• Data items

.....

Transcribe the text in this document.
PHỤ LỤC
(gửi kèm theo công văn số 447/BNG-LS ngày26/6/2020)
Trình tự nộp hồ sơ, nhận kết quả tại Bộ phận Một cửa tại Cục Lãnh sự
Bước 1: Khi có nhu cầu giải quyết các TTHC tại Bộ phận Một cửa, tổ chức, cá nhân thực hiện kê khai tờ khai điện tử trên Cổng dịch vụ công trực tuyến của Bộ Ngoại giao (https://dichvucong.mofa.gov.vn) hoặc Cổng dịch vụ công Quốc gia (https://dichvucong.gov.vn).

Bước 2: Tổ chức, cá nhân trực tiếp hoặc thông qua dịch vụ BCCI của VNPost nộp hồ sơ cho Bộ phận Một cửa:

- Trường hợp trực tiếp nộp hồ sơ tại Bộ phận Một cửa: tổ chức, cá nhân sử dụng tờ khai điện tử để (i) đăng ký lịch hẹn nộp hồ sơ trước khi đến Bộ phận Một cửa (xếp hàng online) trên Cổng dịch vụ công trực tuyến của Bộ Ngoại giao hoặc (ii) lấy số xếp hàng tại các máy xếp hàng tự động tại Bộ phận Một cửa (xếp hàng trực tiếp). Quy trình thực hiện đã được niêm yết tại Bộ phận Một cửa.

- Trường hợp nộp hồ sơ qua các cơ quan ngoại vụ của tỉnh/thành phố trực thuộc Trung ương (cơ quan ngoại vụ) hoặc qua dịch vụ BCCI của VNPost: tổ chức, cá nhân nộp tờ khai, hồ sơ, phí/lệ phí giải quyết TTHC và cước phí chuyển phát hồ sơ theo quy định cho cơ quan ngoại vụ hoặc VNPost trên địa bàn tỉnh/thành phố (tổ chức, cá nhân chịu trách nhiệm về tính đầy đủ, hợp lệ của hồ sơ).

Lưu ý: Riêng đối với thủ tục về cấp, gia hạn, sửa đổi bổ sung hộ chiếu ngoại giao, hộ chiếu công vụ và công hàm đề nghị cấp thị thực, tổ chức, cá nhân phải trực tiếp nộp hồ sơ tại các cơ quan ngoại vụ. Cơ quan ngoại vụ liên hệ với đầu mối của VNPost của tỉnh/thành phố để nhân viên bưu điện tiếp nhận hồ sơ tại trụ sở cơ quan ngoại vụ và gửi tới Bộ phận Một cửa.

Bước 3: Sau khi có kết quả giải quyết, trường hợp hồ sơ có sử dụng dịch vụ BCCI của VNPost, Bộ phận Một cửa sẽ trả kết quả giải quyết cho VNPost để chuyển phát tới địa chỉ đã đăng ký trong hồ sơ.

.....

• Task objective
Return all of the entries word for word.

• Response
Transcribe the text in this document.
PHỤ LỤC
(gửi kèm theo công văn số 447/BNG-LS ngày26/6/2020)
Trình tự nộp hồ sơ, nhận kết quả tại Bộ phận Một cửa tại Cục Lãnh sự
Bước 1: Khi có nhu cầu giải quyết các TTHC tại Bộ phận Một cửa, tổ chức, cá nhân thực hiện kê khai tờ khai điện tử trên Cổng dịch vụ công trực tuyến của Bộ Ngoại giao (https://dichvucong.mofa.gov.vn) hoặc Cổng dịch vụ công Quốc gia (https://dichvucong.gov.vn).

Bước 2: Tổ chức, cá nhân trực tiếp hoặc thông qua dịch vụ BCCI của VNPost nộp hồ sơ cho Bộ phận Một cửa:

- Trường hợp trực tiếp nộp hồ sơ tại Bộ phận Một cửa: tổ chức, cá nhân sử dụng tờ khai điện tử để (i) đăng ký lịch hẹn nộp hồ sơ trước khi đến Bộ phận Một cửa (xếp hàng online) trên Cổng dịch vụ công trực tuyến của Bộ Ngoại giao hoặc (ii) lấy số xếp hàng tại các máy xếp hàng tự động tại Bộ phận Một cửa (xếp hàng trực tiếp). Quy trình thực hiện đã được niêm yết tại Bộ phận Một cửa.

- Trường hợp nộp hồ sơ qua các cơ quan ngoại vụ của tỉnh/thành phố trực thuộc Trung ương (cơ quan ngoại vụ) hoặc qua dịch vụ BCCI của VNPost: tổ chức, cá nhân nộp tờ khai, hồ sơ, phí/lệ phí giải quyết TTHC và cước phí chuyển phát hồ sơ theo quy định cho cơ quan ngoại vụ hoặc VNPost trên địa bàn tỉnh/thành phố (tổ chức, cá nhân chịu trách nhiệm về tính đầy đủ, hợp lệ của hồ sơ).

Lưu ý: Riêng đối với thủ tục về cấp, gia hạn, sửa đổi bổ sung hộ chiếu ngoại giao, hộ chiếu công vụ và công hàm đề nghị cấp thị thực, tổ chức, cá nhân phải trực tiếp nộp hồ sơ tại các cơ quan ngoại vụ. Cơ quan ngoại vụ liên hệ với đầu mối của VNPost của tỉnh/thành phố để nhân viên bưu điện tiếp nhận hồ sơ tại trụ sở cơ quan ngoại vụ và gửi tới Bộ phận Một cửa.

Bước 3: Sau khi có kết quả giải quyết, trường hợp hồ sơ có sử dụng dịch vụ BCCI của VNPost, Bộ phận Một cửa sẽ trả kết quả giải quyết cho VNPost để chuyển phát tới địa chỉ đã đăng ký trong hồ sơ.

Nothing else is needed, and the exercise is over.